Supplied records:
● ● ● ● ● ● ●

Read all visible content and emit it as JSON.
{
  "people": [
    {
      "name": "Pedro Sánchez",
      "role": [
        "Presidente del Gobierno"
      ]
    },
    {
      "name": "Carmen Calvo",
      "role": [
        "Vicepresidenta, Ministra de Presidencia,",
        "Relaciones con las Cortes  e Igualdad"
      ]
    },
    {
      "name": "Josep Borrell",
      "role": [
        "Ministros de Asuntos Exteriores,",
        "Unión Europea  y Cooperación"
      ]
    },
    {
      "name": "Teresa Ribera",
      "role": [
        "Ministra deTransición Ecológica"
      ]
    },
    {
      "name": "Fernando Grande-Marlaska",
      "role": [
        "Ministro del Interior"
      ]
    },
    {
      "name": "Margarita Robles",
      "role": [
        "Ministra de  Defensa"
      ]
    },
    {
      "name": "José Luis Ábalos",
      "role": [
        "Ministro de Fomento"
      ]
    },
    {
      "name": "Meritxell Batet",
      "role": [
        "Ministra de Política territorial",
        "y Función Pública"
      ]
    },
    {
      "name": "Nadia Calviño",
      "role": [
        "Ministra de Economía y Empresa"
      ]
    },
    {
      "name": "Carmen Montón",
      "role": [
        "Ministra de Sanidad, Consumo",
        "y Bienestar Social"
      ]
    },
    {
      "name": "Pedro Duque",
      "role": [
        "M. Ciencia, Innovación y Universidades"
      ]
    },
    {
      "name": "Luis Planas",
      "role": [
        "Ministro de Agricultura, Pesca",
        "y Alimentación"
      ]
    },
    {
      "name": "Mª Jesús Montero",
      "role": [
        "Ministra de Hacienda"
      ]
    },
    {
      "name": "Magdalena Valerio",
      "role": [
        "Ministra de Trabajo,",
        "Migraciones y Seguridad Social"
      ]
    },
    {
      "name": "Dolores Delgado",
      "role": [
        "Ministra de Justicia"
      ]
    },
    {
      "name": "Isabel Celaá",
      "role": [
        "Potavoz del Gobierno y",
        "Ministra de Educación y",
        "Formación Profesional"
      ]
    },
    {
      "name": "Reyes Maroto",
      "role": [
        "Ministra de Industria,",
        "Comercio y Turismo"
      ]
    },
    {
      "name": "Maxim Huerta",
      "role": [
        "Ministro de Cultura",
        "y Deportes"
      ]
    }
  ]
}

● ● ● ● ● ● ●

What to do:
Show the data once more, exactly as it was written.

Exercise response:
Read all visible content and emit it as JSON.
{
  "people": [
    {
      "name": "Pedro Sánchez",
      "role": [
        "Presidente del Gobierno"
      ]
    },
    {
      "name": "Carmen Calvo",
      "role": [
        "Vicepresidenta, Ministra de Presidencia,",
        "Relaciones con las Cortes  e Igualdad"
      ]
    },
    {
      "name": "Josep Borrell",
      "role": [
        "Ministros de Asuntos Exteriores,",
        "Unión Europea  y Cooperación"
      ]
    },
    {
      "name": "Teresa Ribera",
      "role": [
        "Ministra deTransición Ecológica"
      ]
    },
    {
      "name": "Fernando Grande-Marlaska",
      "role": [
        "Ministro del Interior"
      ]
    },
    {
      "name": "Margarita Robles",
      "role": [
        "Ministra de  Defensa"
      ]
    },
    {
      "name": "José Luis Ábalos",
      "role": [
        "Ministro de Fomento"
      ]
    },
    {
      "name": "Meritxell Batet",
      "role": [
        "Ministra de Política territorial",
        "y Función Pública"
      ]
    },
    {
      "name": "Nadia Calviño",
      "role": [
        "Ministra de Economía y Empresa"
      ]
    },
    {
      "name": "Carmen Montón",
      "role": [
        "Ministra de Sanidad, Consumo",
        "y Bienestar Social"
      ]
    },
    {
      "name": "Pedro Duque",
      "role": [
        "M. Ciencia, Innovación y Universidades"
      ]
    },
    {
      "name": "Luis Planas",
      "role": [
        "Ministro de Agricultura, Pesca",
        "y Alimentación"
      ]
    },
    {
      "name": "Mª Jesús Montero",
      "role": [
        "Ministra de Hacienda"
      ]
    },
    {
      "name": "Magdalena Valerio",
      "role": [
        "Ministra de Trabajo,",
        "Migraciones y Seguridad Social"
      ]
    },
    {
      "name": "Dolores Delgado",
      "role": [
        "Ministra de Justicia"
      ]
    },
    {
      "name": "Isabel Celaá",
      "role": [
        "Potavoz del Gobierno y",
        "Ministra de Educación y",
        "Formación Profesional"
      ]
    },
    {
      "name": "Reyes Maroto",
      "role": [
        "Ministra de Industria,",
        "Comercio y Turismo"
      ]
    },
    {
      "name": "Maxim Huerta",
      "role": [
        "Ministro de Cultura",
        "y Deportes"
      ]
    }
  ]
}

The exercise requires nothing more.